**TO DO:**
Word for word, retype every entry in the listing.
---------- STORED RECORDS
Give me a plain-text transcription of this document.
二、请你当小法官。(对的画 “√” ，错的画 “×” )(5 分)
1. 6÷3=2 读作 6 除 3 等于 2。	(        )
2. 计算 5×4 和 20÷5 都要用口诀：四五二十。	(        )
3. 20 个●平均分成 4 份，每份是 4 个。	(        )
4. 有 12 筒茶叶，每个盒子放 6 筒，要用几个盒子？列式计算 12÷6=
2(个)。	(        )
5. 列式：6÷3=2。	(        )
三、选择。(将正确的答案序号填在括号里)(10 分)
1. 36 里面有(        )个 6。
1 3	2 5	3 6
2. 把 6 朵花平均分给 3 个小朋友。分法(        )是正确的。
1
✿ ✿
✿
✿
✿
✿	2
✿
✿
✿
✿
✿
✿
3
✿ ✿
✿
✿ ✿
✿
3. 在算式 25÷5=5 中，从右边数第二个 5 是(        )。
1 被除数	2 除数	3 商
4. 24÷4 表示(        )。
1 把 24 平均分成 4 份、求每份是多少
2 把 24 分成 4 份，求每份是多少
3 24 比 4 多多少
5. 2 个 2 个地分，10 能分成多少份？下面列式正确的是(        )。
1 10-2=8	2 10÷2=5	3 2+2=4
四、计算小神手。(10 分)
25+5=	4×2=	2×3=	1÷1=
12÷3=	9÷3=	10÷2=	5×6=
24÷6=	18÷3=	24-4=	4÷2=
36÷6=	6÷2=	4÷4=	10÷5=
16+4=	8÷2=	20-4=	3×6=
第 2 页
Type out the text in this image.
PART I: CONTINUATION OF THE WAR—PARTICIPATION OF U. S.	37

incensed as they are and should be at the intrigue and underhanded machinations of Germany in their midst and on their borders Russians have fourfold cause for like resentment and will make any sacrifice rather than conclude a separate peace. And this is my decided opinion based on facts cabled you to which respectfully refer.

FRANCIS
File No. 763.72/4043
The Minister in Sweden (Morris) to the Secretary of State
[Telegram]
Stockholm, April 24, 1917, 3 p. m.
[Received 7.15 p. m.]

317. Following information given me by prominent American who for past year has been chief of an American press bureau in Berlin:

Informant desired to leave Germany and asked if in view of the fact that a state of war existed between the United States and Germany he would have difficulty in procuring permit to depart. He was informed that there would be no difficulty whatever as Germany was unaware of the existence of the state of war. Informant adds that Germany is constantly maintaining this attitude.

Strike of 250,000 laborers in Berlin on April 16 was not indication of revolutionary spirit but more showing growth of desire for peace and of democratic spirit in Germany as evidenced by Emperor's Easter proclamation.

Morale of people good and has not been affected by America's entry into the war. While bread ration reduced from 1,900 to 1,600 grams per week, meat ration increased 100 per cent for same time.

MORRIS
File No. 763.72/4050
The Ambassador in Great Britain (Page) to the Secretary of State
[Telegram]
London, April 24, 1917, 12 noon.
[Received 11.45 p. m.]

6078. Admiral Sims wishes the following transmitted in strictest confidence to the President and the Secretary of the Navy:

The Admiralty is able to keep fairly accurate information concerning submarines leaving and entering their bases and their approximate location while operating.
--------------------
**SOLUTION:**
Give me a plain-text transcription of this document.
二、请你当小法官。(对的画 “√” ，错的画 “×” )(5 分)
1. 6÷3=2 读作 6 除 3 等于 2。	(        )
2. 计算 5×4 和 20÷5 都要用口诀：四五二十。	(        )
3. 20 个●平均分成 4 份，每份是 4 个。	(        )
4. 有 12 筒茶叶，每个盒子放 6 筒，要用几个盒子？列式计算 12÷6=
2(个)。	(        )
5. 列式：6÷3=2。	(        )
三、选择。(将正确的答案序号填在括号里)(10 分)
1. 36 里面有(        )个 6。
1 3	2 5	3 6
2. 把 6 朵花平均分给 3 个小朋友。分法(        )是正确的。
1
✿ ✿
✿
✿
✿
✿	2
✿
✿
✿
✿
✿
✿
3
✿ ✿
✿
✿ ✿
✿
3. 在算式 25÷5=5 中，从右边数第二个 5 是(        )。
1 被除数	2 除数	3 商
4. 24÷4 表示(        )。
1 把 24 平均分成 4 份、求每份是多少
2 把 24 分成 4 份，求每份是多少
3 24 比 4 多多少
5. 2 个 2 个地分，10 能分成多少份？下面列式正确的是(        )。
1 10-2=8	2 10÷2=5	3 2+2=4
四、计算小神手。(10 分)
25+5=	4×2=	2×3=	1÷1=
12÷3=	9÷3=	10÷2=	5×6=
24÷6=	18÷3=	24-4=	4÷2=
36÷6=	6÷2=	4÷4=	10÷5=
16+4=	8÷2=	20-4=	3×6=
第 2 页
Type out the text in this image.
PART I: CONTINUATION OF THE WAR—PARTICIPATION OF U. S.	37

incensed as they are and should be at the intrigue and underhanded machinations of Germany in their midst and on their borders Russians have fourfold cause for like resentment and will make any sacrifice rather than conclude a separate peace. And this is my decided opinion based on facts cabled you to which respectfully refer.

FRANCIS
File No. 763.72/4043
The Minister in Sweden (Morris) to the Secretary of State
[Telegram]
Stockholm, April 24, 1917, 3 p. m.
[Received 7.15 p. m.]

317. Following information given me by prominent American who for past year has been chief of an American press bureau in Berlin:

Informant desired to leave Germany and asked if in view of the fact that a state of war existed between the United States and Germany he would have difficulty in procuring permit to depart. He was informed that there would be no difficulty whatever as Germany was unaware of the existence of the state of war. Informant adds that Germany is constantly maintaining this attitude.

Strike of 250,000 laborers in Berlin on April 16 was not indication of revolutionary spirit but more showing growth of desire for peace and of democratic spirit in Germany as evidenced by Emperor's Easter proclamation.

Morale of people good and has not been affected by America's entry into the war. While bread ration reduced from 1,900 to 1,600 grams per week, meat ration increased 100 per cent for same time.

MORRIS
File No. 763.72/4050
The Ambassador in Great Britain (Page) to the Secretary of State
[Telegram]
London, April 24, 1917, 12 noon.
[Received 11.45 p. m.]

6078. Admiral Sims wishes the following transmitted in strictest confidence to the President and the Secretary of the Navy:

The Admiralty is able to keep fairly accurate information concerning submarines leaving and entering their bases and their approximate location while operating.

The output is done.